GIVEN REQUEST: From the material below, list every line containing "Immediate".

(Data extracted from a collection)
____________

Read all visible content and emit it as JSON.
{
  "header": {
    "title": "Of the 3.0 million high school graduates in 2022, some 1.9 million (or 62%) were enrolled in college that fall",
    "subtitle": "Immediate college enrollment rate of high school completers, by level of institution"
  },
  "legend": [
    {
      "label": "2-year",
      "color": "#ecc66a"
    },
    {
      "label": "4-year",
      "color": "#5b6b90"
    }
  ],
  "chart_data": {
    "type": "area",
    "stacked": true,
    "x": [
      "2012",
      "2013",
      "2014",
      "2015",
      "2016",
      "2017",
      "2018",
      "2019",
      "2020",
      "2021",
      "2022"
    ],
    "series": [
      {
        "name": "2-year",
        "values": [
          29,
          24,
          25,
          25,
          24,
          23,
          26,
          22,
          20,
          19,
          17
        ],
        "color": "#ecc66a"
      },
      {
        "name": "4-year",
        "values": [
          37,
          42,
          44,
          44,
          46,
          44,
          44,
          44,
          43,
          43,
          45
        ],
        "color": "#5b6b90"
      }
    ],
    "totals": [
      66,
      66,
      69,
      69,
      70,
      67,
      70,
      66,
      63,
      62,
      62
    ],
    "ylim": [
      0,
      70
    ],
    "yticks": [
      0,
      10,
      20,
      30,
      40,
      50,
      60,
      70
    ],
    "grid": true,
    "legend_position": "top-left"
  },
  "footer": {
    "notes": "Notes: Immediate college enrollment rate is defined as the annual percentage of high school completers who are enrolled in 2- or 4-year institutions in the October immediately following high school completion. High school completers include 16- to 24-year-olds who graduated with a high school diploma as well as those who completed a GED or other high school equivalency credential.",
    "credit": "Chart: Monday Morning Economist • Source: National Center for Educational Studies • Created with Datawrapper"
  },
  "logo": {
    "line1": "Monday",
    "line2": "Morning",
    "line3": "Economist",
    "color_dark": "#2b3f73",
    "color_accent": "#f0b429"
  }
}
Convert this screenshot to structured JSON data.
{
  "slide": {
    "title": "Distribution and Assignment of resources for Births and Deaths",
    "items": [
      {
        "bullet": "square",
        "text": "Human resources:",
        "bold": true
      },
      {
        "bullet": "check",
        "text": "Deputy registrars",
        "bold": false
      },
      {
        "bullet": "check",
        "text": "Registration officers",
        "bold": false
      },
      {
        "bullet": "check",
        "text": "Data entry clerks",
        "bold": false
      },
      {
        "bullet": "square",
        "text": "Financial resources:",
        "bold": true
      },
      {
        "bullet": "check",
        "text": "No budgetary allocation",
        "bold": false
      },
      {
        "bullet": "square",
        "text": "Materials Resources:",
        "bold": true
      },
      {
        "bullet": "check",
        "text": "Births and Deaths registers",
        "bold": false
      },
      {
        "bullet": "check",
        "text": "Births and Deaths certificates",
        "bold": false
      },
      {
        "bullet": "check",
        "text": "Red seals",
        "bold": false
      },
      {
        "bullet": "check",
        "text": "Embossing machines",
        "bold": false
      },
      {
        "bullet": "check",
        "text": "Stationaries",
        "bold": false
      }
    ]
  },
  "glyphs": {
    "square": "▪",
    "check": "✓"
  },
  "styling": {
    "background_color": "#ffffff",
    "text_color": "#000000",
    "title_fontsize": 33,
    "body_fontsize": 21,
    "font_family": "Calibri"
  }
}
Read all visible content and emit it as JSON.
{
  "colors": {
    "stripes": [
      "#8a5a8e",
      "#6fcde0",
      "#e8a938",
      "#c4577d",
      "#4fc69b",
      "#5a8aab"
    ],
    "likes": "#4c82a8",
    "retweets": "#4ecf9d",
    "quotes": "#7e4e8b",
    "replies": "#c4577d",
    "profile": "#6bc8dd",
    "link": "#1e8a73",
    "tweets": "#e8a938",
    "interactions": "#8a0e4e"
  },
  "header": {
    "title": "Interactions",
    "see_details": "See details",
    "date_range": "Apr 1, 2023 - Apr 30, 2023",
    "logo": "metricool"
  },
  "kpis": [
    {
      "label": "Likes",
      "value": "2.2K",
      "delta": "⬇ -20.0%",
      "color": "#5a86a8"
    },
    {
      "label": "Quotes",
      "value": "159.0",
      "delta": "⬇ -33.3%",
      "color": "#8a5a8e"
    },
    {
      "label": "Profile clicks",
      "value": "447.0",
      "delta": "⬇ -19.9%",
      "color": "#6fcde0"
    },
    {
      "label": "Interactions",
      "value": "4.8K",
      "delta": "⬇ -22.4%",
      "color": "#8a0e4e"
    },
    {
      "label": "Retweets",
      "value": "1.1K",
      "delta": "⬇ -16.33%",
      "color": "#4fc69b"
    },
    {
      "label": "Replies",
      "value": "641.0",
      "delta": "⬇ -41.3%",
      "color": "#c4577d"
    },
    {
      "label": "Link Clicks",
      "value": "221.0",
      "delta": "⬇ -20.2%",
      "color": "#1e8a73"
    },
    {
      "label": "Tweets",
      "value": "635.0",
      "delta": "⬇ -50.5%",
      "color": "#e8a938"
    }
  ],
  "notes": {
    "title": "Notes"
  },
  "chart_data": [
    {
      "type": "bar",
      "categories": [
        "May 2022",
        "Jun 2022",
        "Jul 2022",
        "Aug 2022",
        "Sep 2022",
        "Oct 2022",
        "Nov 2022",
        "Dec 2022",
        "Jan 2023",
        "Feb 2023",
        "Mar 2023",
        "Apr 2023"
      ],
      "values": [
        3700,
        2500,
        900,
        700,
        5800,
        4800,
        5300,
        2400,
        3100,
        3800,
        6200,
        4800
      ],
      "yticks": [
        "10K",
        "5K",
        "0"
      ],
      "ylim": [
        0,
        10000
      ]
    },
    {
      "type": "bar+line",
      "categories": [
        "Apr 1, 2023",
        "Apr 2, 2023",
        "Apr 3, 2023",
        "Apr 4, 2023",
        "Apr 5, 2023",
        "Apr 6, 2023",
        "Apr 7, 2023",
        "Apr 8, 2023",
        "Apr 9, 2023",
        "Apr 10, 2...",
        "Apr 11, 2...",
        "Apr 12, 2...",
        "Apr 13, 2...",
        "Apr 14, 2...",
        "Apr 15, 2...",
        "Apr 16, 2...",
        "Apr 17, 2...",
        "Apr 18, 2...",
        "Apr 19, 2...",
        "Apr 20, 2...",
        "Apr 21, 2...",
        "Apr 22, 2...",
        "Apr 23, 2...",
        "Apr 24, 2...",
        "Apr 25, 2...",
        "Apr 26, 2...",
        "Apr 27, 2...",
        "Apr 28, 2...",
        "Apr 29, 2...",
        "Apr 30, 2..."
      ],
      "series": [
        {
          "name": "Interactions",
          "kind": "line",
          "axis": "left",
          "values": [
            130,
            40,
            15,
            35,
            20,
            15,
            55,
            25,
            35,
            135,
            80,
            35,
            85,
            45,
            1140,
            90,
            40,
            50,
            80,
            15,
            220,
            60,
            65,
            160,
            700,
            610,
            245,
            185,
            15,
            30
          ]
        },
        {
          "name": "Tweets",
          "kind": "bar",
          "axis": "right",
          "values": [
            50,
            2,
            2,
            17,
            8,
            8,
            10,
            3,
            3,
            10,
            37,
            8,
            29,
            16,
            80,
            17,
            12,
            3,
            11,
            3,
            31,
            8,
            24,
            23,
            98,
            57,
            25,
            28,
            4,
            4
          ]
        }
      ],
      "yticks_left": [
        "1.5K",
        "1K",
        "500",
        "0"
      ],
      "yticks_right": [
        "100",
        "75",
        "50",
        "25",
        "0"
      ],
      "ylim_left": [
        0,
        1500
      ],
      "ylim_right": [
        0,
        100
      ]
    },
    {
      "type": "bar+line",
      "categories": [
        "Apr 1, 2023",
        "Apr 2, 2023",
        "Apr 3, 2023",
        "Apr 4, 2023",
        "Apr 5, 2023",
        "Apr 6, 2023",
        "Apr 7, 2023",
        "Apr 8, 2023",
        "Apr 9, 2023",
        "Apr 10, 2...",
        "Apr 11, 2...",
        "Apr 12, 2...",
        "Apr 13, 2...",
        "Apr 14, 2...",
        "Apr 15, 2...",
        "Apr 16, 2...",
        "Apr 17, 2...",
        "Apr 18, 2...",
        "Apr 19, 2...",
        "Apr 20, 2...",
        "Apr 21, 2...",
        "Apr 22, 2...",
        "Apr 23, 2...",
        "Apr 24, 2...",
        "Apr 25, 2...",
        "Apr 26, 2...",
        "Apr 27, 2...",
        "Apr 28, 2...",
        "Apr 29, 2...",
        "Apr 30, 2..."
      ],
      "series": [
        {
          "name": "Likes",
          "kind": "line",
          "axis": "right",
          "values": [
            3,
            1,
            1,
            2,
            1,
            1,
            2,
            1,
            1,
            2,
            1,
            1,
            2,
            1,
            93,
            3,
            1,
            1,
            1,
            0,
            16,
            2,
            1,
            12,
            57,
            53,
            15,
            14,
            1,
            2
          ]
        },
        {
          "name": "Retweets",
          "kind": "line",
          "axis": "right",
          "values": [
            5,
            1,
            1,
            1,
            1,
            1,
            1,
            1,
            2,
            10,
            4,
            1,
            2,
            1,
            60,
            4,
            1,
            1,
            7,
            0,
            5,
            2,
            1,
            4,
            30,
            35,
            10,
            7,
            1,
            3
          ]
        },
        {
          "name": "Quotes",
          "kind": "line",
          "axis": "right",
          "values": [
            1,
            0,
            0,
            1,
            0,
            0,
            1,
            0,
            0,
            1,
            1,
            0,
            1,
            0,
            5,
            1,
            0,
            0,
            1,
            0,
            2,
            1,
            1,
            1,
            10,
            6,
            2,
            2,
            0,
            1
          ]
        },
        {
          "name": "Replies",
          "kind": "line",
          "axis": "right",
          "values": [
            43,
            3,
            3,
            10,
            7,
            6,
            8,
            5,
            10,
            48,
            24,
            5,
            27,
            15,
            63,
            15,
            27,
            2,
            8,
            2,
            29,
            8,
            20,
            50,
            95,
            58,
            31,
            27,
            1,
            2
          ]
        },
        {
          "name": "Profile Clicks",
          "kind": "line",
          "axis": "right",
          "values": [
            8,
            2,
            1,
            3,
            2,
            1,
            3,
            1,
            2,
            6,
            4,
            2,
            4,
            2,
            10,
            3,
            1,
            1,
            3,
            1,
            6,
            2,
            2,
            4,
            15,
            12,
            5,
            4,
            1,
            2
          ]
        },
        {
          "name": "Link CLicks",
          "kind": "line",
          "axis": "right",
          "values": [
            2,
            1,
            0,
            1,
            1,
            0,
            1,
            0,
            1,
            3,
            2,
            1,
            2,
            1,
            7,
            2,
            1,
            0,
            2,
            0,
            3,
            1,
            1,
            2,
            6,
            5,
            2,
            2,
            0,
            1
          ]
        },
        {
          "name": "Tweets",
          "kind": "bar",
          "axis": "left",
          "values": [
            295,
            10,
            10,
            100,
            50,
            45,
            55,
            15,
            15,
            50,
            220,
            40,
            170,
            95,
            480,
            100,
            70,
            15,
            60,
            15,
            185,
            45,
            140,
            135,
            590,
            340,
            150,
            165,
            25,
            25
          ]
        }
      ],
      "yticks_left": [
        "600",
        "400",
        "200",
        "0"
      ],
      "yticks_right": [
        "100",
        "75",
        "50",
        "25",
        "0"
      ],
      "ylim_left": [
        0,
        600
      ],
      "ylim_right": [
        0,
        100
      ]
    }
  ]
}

____________

THE SOLUTION:
    "subtitle": "Immediate college enrollment rate of high school completers, by level of institution"
    "notes": "Notes: Immediate college enrollment rate is defined as the annual percentage of high school completers who are enrolled in 2- or 4-year institutions in the October immediately following high school completion. High school completers include 16- to 24-year-olds who graduated with a high school diploma as well as those who completed a GED or other high school equivalency credential.",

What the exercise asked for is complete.